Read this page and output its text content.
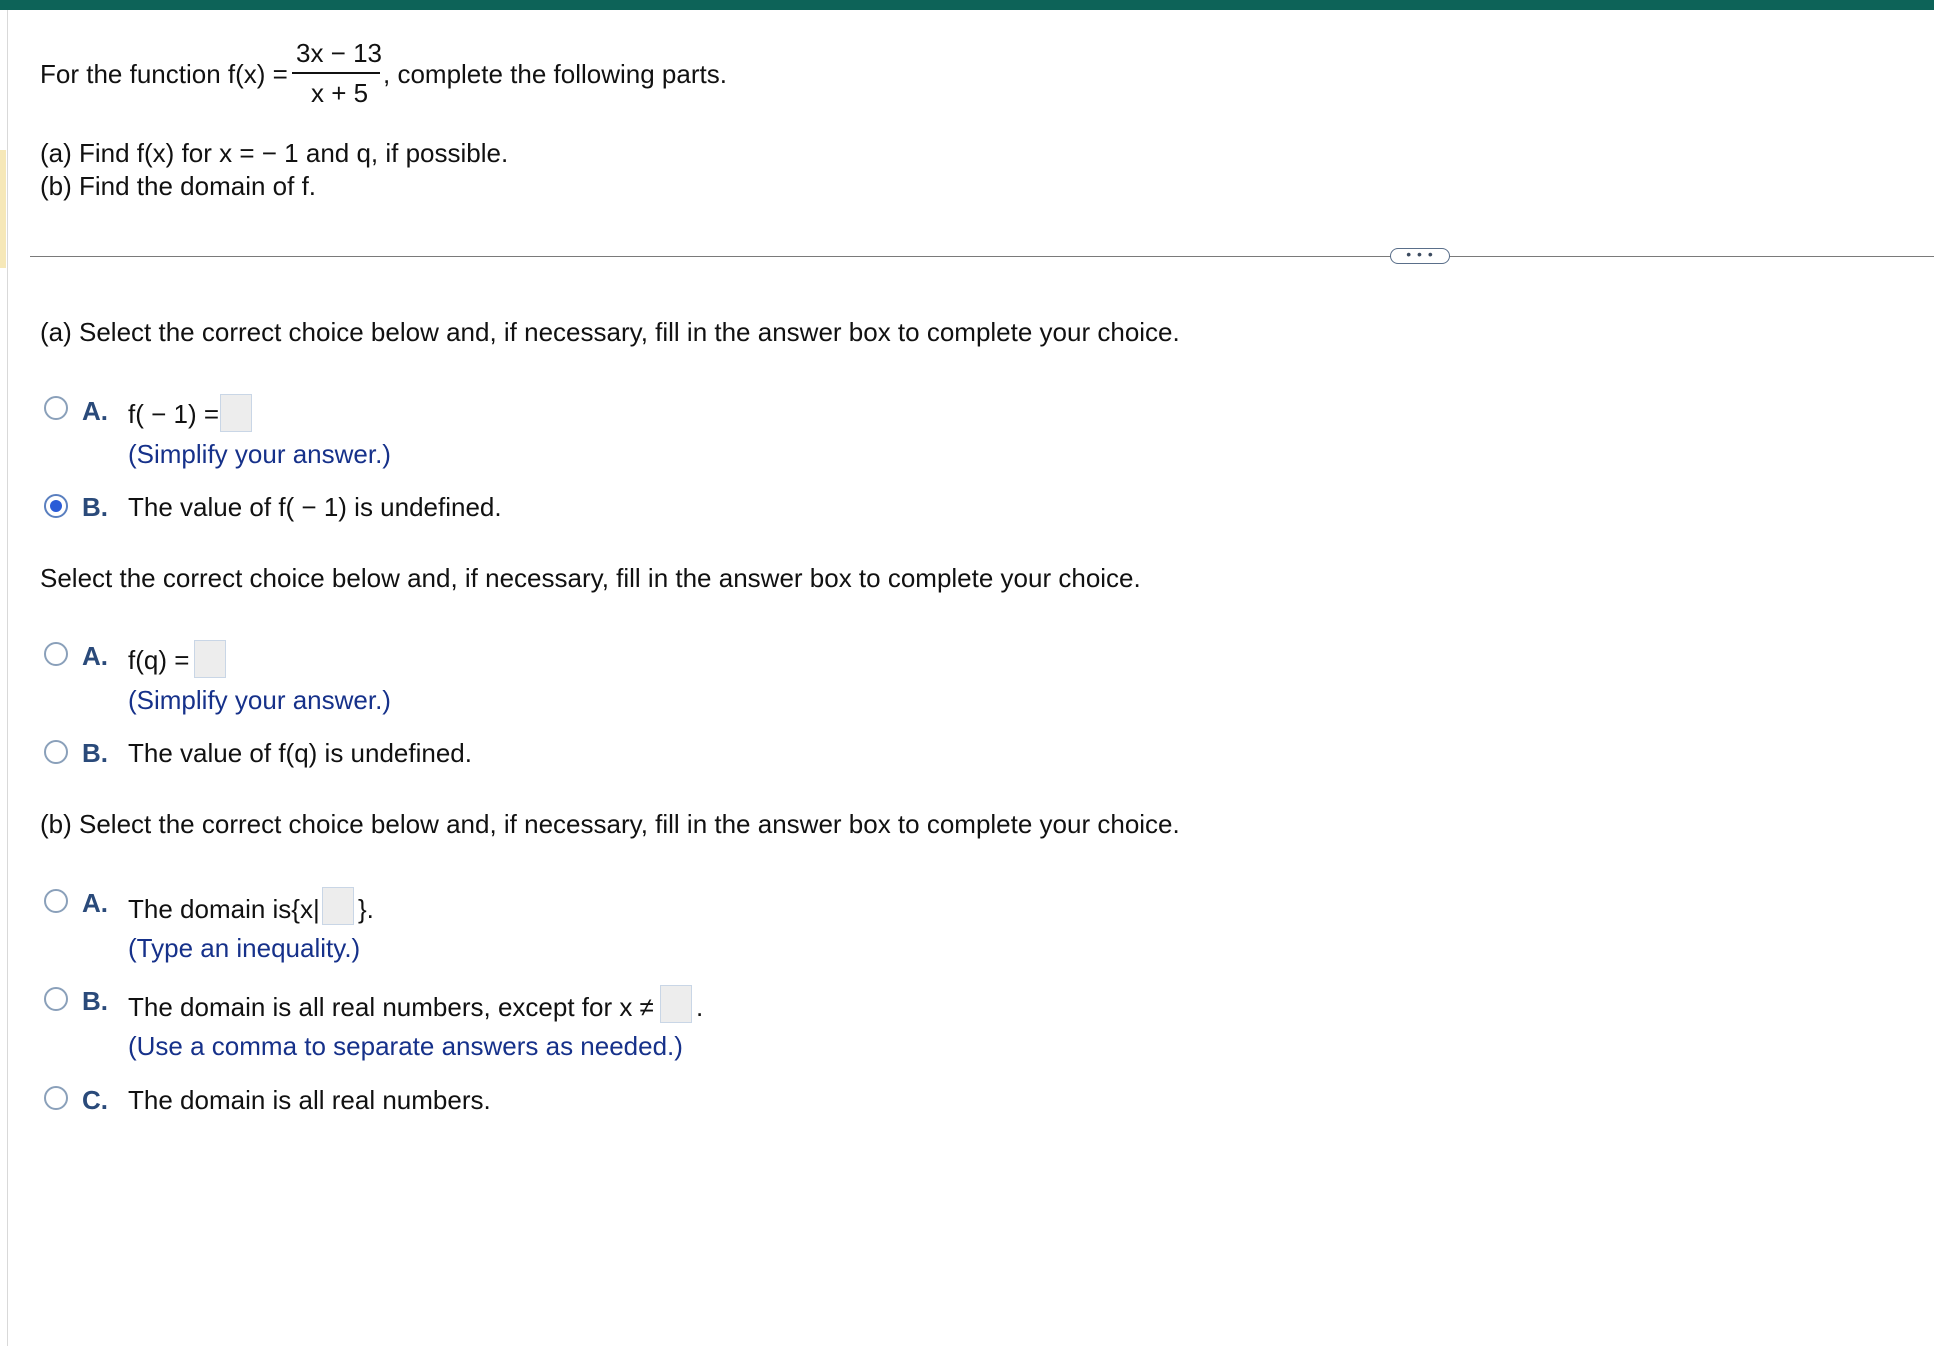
For the function f(x) =
3x − 13
x + 5
, complete the following parts.
(a) Find f(x) for x = − 1 and q, if possible.
(b) Find the domain of f.
• • •
(a) Select the correct choice below and, if necessary, fill in the answer box to complete your choice.
A. f( − 1) =
(Simplify your answer.)
B. The value of f( − 1) is undefined.
Select the correct choice below and, if necessary, fill in the answer box to complete your choice.
A. f(q) =
(Simplify your answer.)
B. The value of f(q) is undefined.
(b) Select the correct choice below and, if necessary, fill in the answer box to complete your choice.
A. The domain is{x| }.
(Type an inequality.)
B. The domain is all real numbers, except for x ≠ .
(Use a comma to separate answers as needed.)
C. The domain is all real numbers.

::::

Copy out all the data without changing anything, and drop the pictures.

Read this page and output its text content.
For the function f(x) =
3x − 13
x + 5
, complete the following parts.
(a) Find f(x) for x = − 1 and q, if possible.
(b) Find the domain of f.
• • •
(a) Select the correct choice below and, if necessary, fill in the answer box to complete your choice.
A. f( − 1) =
(Simplify your answer.)
B. The value of f( − 1) is undefined.
Select the correct choice below and, if necessary, fill in the answer box to complete your choice.
A. f(q) =
(Simplify your answer.)
B. The value of f(q) is undefined.
(b) Select the correct choice below and, if necessary, fill in the answer box to complete your choice.
A. The domain is{x| }.
(Type an inequality.)
B. The domain is all real numbers, except for x ≠ .
(Use a comma to separate answers as needed.)
C. The domain is all real numbers.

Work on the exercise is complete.